** BEGIN LISTED ENTRIES **

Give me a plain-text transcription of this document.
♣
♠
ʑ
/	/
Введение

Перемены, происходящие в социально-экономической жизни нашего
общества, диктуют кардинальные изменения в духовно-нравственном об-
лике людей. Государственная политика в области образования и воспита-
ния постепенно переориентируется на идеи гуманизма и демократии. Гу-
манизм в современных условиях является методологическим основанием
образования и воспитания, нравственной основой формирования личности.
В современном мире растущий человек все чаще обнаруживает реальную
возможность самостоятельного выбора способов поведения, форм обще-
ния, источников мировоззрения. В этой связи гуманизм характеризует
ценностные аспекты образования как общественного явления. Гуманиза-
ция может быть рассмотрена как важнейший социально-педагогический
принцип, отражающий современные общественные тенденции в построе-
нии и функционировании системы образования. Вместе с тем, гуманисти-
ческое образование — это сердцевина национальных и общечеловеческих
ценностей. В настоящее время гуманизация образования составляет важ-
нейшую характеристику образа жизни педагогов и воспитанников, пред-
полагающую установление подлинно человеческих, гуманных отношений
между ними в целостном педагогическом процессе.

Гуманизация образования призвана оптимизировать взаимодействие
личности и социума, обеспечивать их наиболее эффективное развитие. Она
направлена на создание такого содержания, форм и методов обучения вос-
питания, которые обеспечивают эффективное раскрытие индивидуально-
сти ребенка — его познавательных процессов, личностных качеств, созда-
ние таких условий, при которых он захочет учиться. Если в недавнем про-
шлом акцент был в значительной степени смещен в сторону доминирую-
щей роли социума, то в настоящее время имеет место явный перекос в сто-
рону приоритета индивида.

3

** END LISTED ENTRIES **

Faithfully copy every entry, leaving nothing out.

Give me a plain-text transcription of this document.
♣
♠
ʑ
/	/
Введение

Перемены, происходящие в социально-экономической жизни нашего
общества, диктуют кардинальные изменения в духовно-нравственном об-
лике людей. Государственная политика в области образования и воспита-
ния постепенно переориентируется на идеи гуманизма и демократии. Гу-
манизм в современных условиях является методологическим основанием
образования и воспитания, нравственной основой формирования личности.
В современном мире растущий человек все чаще обнаруживает реальную
возможность самостоятельного выбора способов поведения, форм обще-
ния, источников мировоззрения. В этой связи гуманизм характеризует
ценностные аспекты образования как общественного явления. Гуманиза-
ция может быть рассмотрена как важнейший социально-педагогический
принцип, отражающий современные общественные тенденции в построе-
нии и функционировании системы образования. Вместе с тем, гуманисти-
ческое образование — это сердцевина национальных и общечеловеческих
ценностей. В настоящее время гуманизация образования составляет важ-
нейшую характеристику образа жизни педагогов и воспитанников, пред-
полагающую установление подлинно человеческих, гуманных отношений
между ними в целостном педагогическом процессе.

Гуманизация образования призвана оптимизировать взаимодействие
личности и социума, обеспечивать их наиболее эффективное развитие. Она
направлена на создание такого содержания, форм и методов обучения вос-
питания, которые обеспечивают эффективное раскрытие индивидуально-
сти ребенка — его познавательных процессов, личностных качеств, созда-
ние таких условий, при которых он захочет учиться. Если в недавнем про-
шлом акцент был в значительной степени смещен в сторону доминирую-
щей роли социума, то в настоящее время имеет место явный перекос в сто-
рону приоритета индивида.

3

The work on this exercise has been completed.